[What you will do]:
Transcribe every record that appears below, exactly and in full.

# Start of Input

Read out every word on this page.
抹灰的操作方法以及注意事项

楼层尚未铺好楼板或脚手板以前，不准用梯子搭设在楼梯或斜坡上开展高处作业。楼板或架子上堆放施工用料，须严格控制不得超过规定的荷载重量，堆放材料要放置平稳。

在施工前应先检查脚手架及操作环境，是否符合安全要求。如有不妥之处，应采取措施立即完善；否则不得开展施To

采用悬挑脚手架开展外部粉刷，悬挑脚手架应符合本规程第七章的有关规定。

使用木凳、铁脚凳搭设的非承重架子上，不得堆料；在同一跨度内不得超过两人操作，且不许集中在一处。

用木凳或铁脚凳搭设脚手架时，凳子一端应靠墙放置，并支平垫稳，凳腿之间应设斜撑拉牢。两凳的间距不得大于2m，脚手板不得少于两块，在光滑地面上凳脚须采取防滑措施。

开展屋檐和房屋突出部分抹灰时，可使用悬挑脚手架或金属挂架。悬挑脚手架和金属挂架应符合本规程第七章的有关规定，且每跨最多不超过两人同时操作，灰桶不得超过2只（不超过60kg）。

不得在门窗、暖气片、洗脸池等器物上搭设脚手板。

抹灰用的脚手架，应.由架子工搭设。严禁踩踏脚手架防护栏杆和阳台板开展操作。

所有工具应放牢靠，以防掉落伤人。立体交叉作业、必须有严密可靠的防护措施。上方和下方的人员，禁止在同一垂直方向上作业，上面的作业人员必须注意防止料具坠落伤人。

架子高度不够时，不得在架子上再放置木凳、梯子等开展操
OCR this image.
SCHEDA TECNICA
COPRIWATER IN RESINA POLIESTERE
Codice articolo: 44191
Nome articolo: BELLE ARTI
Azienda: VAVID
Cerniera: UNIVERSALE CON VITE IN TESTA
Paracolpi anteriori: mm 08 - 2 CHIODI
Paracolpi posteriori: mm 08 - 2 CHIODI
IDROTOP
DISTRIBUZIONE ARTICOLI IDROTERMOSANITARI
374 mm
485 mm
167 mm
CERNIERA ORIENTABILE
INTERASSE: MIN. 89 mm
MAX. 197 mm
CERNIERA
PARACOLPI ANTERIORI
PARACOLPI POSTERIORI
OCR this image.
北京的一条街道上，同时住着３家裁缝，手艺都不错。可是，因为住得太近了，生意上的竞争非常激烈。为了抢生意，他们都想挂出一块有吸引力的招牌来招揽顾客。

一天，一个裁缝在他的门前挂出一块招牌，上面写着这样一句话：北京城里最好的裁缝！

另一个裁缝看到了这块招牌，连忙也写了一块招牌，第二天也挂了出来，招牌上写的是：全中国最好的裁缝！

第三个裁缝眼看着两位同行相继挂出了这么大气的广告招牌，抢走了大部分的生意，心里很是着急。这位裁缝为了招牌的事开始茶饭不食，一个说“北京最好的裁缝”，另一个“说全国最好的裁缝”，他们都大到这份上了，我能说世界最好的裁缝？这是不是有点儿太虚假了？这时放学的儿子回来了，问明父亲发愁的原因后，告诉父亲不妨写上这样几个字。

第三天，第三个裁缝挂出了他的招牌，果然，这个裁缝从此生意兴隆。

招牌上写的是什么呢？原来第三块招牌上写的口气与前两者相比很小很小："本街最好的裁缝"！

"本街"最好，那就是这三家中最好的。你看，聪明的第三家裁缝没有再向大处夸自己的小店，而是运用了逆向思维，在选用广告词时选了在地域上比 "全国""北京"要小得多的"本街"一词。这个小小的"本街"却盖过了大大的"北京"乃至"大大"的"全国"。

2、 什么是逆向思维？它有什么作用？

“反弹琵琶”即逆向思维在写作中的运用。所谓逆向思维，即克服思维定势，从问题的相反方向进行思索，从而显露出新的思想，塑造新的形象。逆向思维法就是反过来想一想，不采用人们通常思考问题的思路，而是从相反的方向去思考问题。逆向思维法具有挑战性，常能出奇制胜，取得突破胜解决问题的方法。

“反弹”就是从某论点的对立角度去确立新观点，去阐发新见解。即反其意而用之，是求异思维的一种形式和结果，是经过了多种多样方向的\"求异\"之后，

# End of Input

[Finished task]:
Read out every word on this page.
抹灰的操作方法以及注意事项

楼层尚未铺好楼板或脚手板以前，不准用梯子搭设在楼梯或斜坡上开展高处作业。楼板或架子上堆放施工用料，须严格控制不得超过规定的荷载重量，堆放材料要放置平稳。

在施工前应先检查脚手架及操作环境，是否符合安全要求。如有不妥之处，应采取措施立即完善；否则不得开展施To

采用悬挑脚手架开展外部粉刷，悬挑脚手架应符合本规程第七章的有关规定。

使用木凳、铁脚凳搭设的非承重架子上，不得堆料；在同一跨度内不得超过两人操作，且不许集中在一处。

用木凳或铁脚凳搭设脚手架时，凳子一端应靠墙放置，并支平垫稳，凳腿之间应设斜撑拉牢。两凳的间距不得大于2m，脚手板不得少于两块，在光滑地面上凳脚须采取防滑措施。

开展屋檐和房屋突出部分抹灰时，可使用悬挑脚手架或金属挂架。悬挑脚手架和金属挂架应符合本规程第七章的有关规定，且每跨最多不超过两人同时操作，灰桶不得超过2只（不超过60kg）。

不得在门窗、暖气片、洗脸池等器物上搭设脚手板。

抹灰用的脚手架，应.由架子工搭设。严禁踩踏脚手架防护栏杆和阳台板开展操作。

所有工具应放牢靠，以防掉落伤人。立体交叉作业、必须有严密可靠的防护措施。上方和下方的人员，禁止在同一垂直方向上作业，上面的作业人员必须注意防止料具坠落伤人。

架子高度不够时，不得在架子上再放置木凳、梯子等开展操
OCR this image.
SCHEDA TECNICA
COPRIWATER IN RESINA POLIESTERE
Codice articolo: 44191
Nome articolo: BELLE ARTI
Azienda: VAVID
Cerniera: UNIVERSALE CON VITE IN TESTA
Paracolpi anteriori: mm 08 - 2 CHIODI
Paracolpi posteriori: mm 08 - 2 CHIODI
IDROTOP
DISTRIBUZIONE ARTICOLI IDROTERMOSANITARI
374 mm
485 mm
167 mm
CERNIERA ORIENTABILE
INTERASSE: MIN. 89 mm
MAX. 197 mm
CERNIERA
PARACOLPI ANTERIORI
PARACOLPI POSTERIORI
OCR this image.
北京的一条街道上，同时住着３家裁缝，手艺都不错。可是，因为住得太近了，生意上的竞争非常激烈。为了抢生意，他们都想挂出一块有吸引力的招牌来招揽顾客。

一天，一个裁缝在他的门前挂出一块招牌，上面写着这样一句话：北京城里最好的裁缝！

另一个裁缝看到了这块招牌，连忙也写了一块招牌，第二天也挂了出来，招牌上写的是：全中国最好的裁缝！

第三个裁缝眼看着两位同行相继挂出了这么大气的广告招牌，抢走了大部分的生意，心里很是着急。这位裁缝为了招牌的事开始茶饭不食，一个说“北京最好的裁缝”，另一个“说全国最好的裁缝”，他们都大到这份上了，我能说世界最好的裁缝？这是不是有点儿太虚假了？这时放学的儿子回来了，问明父亲发愁的原因后，告诉父亲不妨写上这样几个字。

第三天，第三个裁缝挂出了他的招牌，果然，这个裁缝从此生意兴隆。

招牌上写的是什么呢？原来第三块招牌上写的口气与前两者相比很小很小："本街最好的裁缝"！

"本街"最好，那就是这三家中最好的。你看，聪明的第三家裁缝没有再向大处夸自己的小店，而是运用了逆向思维，在选用广告词时选了在地域上比 "全国""北京"要小得多的"本街"一词。这个小小的"本街"却盖过了大大的"北京"乃至"大大"的"全国"。

2、 什么是逆向思维？它有什么作用？

“反弹琵琶”即逆向思维在写作中的运用。所谓逆向思维，即克服思维定势，从问题的相反方向进行思索，从而显露出新的思想，塑造新的形象。逆向思维法就是反过来想一想，不采用人们通常思考问题的思路，而是从相反的方向去思考问题。逆向思维法具有挑战性，常能出奇制胜，取得突破胜解决问题的方法。

“反弹”就是从某论点的对立角度去确立新观点，去阐发新见解。即反其意而用之，是求异思维的一种形式和结果，是经过了多种多样方向的\"求异\"之后，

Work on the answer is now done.